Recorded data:
----------

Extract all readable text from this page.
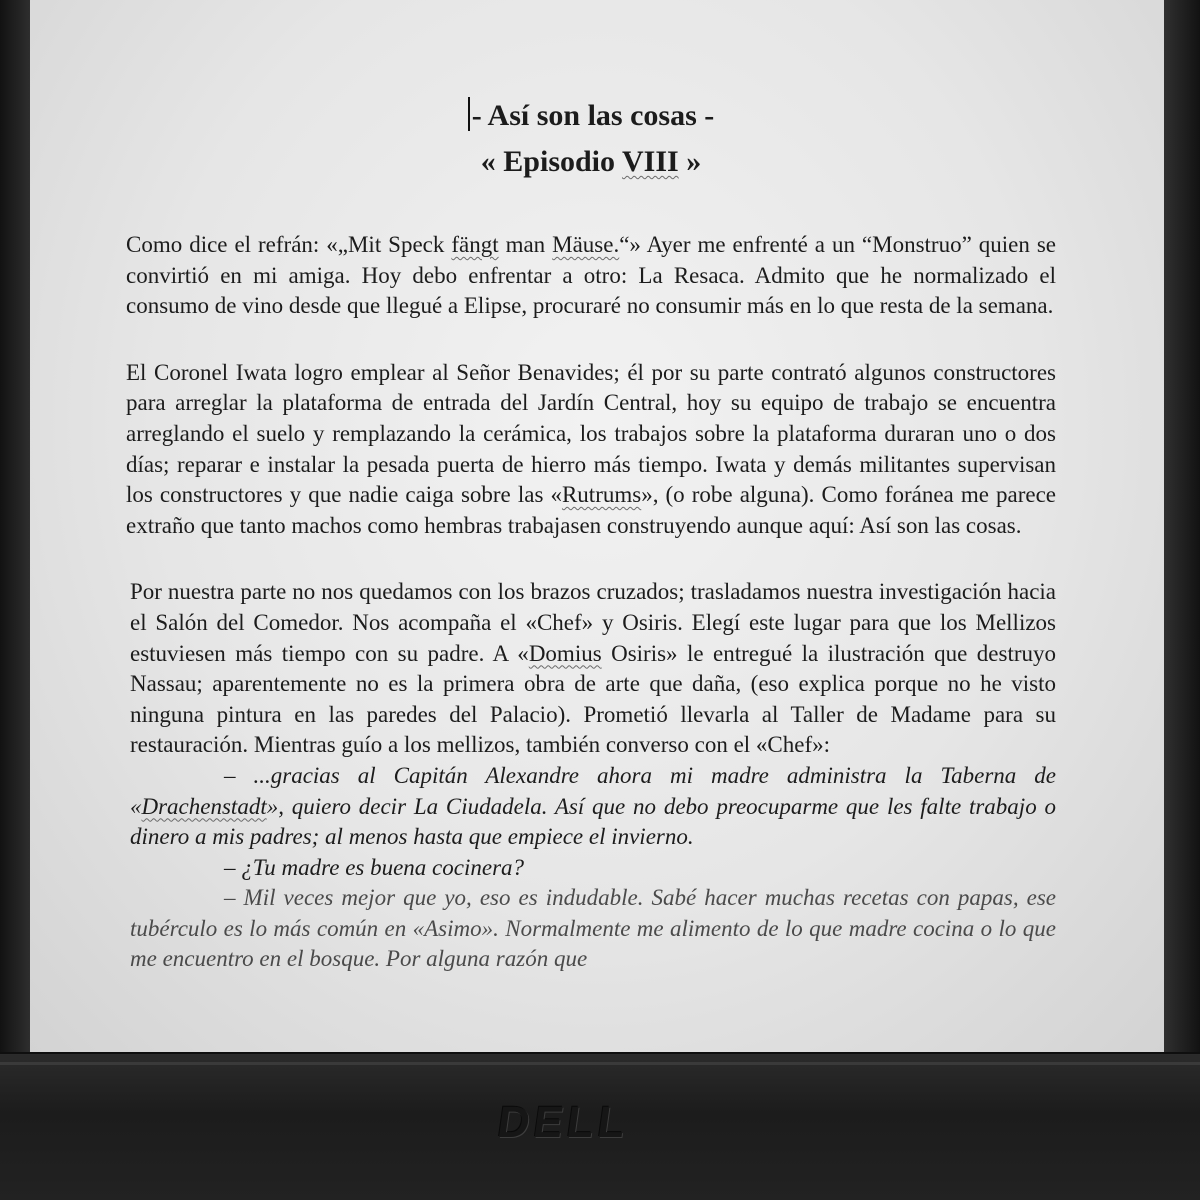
- Así son las cosas -
« Episodio VIII »

Como dice el refrán: «„Mit Speck fängt man Mäuse.“» Ayer me enfrenté a un “Monstruo” quien se convirtió en mi amiga. Hoy debo enfrentar a otro: La Resaca. Admito que he normalizado el consumo de vino desde que llegué a Elipse, procuraré no consumir más en lo que resta de la semana.

El Coronel Iwata logro emplear al Señor Benavides; él por su parte contrató algunos constructores para arreglar la plataforma de entrada del Jardín Central, hoy su equipo de trabajo se encuentra arreglando el suelo y remplazando la cerámica, los trabajos sobre la plataforma duraran uno o dos días; reparar e instalar la pesada puerta de hierro más tiempo. Iwata y demás militantes supervisan los constructores y que nadie caiga sobre las «Rutrums», (o robe alguna). Como foránea me parece extraño que tanto machos como hembras trabajasen construyendo aunque aquí: Así son las cosas.

Por nuestra parte no nos quedamos con los brazos cruzados; trasladamos nuestra investigación hacia el Salón del Comedor. Nos acompaña el «Chef» y Osiris. Elegí este lugar para que los Mellizos estuviesen más tiempo con su padre. A «Domius Osiris» le entregué la ilustración que destruyo Nassau; aparentemente no es la primera obra de arte que daña, (eso explica porque no he visto ninguna pintura en las paredes del Palacio). Prometió llevarla al Taller de Madame para su restauración. Mientras guío a los mellizos, también converso con el «Chef»:

– ...gracias al Capitán Alexandre ahora mi madre administra la Taberna de «Drachenstadt», quiero decir La Ciudadela. Así que no debo preocuparme que les falte trabajo o dinero a mis padres; al menos hasta que empiece el invierno.

– ¿Tu madre es buena cocinera?

– Mil veces mejor que yo, eso es indudable. Sabé hacer muchas recetas con papas, ese tubérculo es lo más común en «Asimo». Normalmente me alimento de lo que madre cocina o lo que me encuentro en el bosque. Por alguna razón que

DELL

----------

#### Stated exercise:
Find every line in the records above that holds the word "tiempo", and copy each one.

#### Task output:
El Coronel Iwata logro emplear al Señor Benavides; él por su parte contrató algunos constructores para arreglar la plataforma de entrada del Jardín Central, hoy su equipo de trabajo se encuentra arreglando el suelo y remplazando la cerámica, los trabajos sobre la plataforma duraran uno o dos días; reparar e instalar la pesada puerta de hierro más tiempo. Iwata y demás militantes supervisan los constructores y que nadie caiga sobre las «Rutrums», (o robe alguna). Como foránea me parece extraño que tanto machos como hembras trabajasen construyendo aunque aquí: Así son las cosas.
Por nuestra parte no nos quedamos con los brazos cruzados; trasladamos nuestra investigación hacia el Salón del Comedor. Nos acompaña el «Chef» y Osiris. Elegí este lugar para que los Mellizos estuviesen más tiempo con su padre. A «Domius Osiris» le entregué la ilustración que destruyo Nassau; aparentemente no es la primera obra de arte que daña, (eso explica porque no he visto ninguna pintura en las paredes del Palacio). Prometió llevarla al Taller de Madame para su restauración. Mientras guío a los mellizos, también converso con el «Chef»:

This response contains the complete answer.